What is asked: Search the listing below for the string "переменного" and show each line that contains it.

— BEGIN Stored rows —

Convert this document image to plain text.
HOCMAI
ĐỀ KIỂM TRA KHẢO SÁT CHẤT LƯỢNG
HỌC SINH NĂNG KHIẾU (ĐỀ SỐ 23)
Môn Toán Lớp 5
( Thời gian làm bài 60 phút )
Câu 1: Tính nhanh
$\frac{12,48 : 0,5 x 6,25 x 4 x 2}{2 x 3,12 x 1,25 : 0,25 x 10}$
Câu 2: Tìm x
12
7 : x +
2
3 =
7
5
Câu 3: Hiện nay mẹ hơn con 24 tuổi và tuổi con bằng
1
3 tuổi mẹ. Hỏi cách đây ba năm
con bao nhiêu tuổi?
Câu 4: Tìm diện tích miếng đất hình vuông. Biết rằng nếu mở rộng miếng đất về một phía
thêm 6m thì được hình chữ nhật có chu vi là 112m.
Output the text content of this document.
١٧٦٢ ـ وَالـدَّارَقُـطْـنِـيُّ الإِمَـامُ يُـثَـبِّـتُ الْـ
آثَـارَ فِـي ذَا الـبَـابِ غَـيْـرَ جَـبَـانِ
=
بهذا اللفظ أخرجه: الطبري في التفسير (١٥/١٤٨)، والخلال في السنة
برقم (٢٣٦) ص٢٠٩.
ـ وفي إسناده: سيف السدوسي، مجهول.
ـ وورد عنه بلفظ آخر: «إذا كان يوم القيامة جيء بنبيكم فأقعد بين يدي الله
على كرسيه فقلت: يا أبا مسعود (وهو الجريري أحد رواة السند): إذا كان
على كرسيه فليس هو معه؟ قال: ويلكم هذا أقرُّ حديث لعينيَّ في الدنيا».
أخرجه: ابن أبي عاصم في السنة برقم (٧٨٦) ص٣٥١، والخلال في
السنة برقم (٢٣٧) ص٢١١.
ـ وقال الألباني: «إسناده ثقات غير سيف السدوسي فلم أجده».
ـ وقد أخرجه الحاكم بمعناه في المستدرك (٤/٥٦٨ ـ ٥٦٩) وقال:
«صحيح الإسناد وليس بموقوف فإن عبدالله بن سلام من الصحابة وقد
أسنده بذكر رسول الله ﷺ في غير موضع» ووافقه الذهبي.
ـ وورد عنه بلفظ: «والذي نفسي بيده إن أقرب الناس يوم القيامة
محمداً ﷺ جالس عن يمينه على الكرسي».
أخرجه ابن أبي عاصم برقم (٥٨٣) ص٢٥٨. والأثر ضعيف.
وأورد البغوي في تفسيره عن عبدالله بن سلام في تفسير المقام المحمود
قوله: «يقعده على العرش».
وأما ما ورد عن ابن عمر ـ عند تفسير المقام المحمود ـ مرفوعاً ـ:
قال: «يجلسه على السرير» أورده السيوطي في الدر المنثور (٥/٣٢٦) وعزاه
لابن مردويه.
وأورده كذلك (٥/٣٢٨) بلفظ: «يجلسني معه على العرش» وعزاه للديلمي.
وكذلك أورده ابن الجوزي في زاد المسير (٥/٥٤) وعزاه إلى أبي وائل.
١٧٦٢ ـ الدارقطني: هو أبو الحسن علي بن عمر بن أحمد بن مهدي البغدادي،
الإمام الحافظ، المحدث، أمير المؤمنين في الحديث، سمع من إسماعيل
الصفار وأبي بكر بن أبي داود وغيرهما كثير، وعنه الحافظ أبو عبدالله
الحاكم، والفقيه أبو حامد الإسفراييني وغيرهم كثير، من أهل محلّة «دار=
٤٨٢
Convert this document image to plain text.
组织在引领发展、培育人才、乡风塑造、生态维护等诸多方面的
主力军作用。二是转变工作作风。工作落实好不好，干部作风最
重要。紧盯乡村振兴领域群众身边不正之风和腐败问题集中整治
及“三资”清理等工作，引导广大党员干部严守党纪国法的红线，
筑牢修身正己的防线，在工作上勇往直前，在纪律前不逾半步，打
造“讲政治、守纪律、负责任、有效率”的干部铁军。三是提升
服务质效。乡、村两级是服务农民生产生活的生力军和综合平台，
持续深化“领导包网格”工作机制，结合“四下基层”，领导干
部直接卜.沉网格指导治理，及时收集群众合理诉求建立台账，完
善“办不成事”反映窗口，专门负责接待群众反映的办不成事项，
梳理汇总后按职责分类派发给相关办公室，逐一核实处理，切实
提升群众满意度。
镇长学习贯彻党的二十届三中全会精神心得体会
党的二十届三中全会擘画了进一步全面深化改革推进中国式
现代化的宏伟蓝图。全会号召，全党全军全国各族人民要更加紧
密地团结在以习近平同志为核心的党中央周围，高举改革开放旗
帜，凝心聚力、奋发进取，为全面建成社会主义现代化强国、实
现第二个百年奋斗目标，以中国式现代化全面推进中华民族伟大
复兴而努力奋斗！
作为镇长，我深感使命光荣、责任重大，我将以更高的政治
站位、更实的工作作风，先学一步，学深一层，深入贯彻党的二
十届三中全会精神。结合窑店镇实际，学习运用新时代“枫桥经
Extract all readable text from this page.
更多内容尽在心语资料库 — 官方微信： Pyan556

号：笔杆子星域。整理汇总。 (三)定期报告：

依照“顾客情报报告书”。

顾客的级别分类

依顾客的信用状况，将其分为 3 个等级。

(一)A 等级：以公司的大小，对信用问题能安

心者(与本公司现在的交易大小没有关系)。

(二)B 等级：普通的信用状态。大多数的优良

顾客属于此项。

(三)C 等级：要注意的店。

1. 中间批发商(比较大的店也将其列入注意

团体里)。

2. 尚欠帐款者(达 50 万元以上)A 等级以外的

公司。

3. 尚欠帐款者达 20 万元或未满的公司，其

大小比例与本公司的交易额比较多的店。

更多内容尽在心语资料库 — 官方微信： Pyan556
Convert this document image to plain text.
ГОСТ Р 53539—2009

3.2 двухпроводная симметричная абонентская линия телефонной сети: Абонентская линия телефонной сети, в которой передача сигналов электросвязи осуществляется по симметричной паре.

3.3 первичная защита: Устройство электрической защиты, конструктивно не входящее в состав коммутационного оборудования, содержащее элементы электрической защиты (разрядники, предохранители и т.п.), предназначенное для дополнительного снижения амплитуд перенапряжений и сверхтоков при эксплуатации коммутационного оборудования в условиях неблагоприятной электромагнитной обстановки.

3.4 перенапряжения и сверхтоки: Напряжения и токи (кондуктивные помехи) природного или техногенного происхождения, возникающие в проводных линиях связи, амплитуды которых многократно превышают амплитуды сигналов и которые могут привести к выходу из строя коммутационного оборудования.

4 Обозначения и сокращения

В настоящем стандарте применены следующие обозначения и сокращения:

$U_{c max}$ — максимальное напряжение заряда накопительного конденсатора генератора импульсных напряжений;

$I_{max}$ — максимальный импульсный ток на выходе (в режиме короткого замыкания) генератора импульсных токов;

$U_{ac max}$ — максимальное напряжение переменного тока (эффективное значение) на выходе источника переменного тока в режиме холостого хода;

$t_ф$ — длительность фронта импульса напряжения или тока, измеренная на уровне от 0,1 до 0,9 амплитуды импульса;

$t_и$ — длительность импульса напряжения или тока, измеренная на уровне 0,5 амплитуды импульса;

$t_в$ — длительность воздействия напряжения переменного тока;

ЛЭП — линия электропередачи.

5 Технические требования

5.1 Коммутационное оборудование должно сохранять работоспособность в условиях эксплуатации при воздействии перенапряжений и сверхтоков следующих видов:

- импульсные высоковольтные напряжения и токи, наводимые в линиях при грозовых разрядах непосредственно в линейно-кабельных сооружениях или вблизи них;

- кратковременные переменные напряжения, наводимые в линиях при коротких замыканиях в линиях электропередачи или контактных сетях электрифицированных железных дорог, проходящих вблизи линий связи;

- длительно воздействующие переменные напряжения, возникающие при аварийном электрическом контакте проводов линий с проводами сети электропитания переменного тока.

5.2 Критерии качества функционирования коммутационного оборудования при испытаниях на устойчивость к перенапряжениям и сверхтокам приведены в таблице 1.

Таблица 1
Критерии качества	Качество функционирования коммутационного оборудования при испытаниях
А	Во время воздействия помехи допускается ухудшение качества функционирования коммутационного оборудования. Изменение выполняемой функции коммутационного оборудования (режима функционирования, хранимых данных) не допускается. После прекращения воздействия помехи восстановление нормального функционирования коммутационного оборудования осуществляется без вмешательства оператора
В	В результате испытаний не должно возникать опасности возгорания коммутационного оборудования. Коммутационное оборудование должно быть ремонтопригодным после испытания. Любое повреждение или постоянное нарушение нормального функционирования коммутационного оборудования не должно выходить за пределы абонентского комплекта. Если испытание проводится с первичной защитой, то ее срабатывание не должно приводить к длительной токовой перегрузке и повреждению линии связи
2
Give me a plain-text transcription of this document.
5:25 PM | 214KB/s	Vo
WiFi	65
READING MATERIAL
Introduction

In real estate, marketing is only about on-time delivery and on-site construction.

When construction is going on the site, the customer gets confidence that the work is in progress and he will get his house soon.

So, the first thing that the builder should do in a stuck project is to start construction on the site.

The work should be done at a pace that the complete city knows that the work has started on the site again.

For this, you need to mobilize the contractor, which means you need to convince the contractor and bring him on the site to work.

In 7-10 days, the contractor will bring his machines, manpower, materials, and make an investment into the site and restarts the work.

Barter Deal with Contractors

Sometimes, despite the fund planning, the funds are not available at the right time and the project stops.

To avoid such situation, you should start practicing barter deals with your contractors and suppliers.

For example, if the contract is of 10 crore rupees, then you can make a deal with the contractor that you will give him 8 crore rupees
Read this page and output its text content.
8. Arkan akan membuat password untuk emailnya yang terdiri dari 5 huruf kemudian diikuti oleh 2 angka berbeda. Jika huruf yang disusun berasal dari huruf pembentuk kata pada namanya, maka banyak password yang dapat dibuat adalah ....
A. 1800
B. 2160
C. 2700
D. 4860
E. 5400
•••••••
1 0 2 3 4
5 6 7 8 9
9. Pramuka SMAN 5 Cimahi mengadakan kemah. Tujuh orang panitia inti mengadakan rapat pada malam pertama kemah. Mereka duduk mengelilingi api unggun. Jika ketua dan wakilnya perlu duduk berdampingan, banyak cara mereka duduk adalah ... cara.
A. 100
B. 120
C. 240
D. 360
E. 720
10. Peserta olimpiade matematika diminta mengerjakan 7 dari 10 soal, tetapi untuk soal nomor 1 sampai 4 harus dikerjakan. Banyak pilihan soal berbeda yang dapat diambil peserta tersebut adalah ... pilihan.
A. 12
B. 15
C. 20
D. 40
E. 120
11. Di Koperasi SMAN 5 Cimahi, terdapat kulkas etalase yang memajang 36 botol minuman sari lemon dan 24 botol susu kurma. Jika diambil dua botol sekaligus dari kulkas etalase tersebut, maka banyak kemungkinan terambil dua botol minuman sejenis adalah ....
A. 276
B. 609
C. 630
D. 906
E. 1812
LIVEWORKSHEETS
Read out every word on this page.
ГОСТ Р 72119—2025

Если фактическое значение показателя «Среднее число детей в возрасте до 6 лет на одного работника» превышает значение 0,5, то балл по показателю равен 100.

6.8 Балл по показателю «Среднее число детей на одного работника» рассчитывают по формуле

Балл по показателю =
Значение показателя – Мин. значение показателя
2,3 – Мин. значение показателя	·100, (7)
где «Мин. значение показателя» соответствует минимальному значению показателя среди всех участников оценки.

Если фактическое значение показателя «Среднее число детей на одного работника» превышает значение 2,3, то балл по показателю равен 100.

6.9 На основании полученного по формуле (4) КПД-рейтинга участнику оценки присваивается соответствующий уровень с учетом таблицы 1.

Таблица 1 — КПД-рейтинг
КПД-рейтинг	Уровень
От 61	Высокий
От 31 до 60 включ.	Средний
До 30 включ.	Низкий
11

— END Stored rows —

Task output:
$U_{ac max}$ — максимальное напряжение переменного тока (эффективное значение) на выходе источника переменного тока в режиме холостого хода;
$t_в$ — длительность воздействия напряжения переменного тока;
- длительно воздействующие переменные напряжения, возникающие при аварийном электрическом контакте проводов линий с проводами сети электропитания переменного тока.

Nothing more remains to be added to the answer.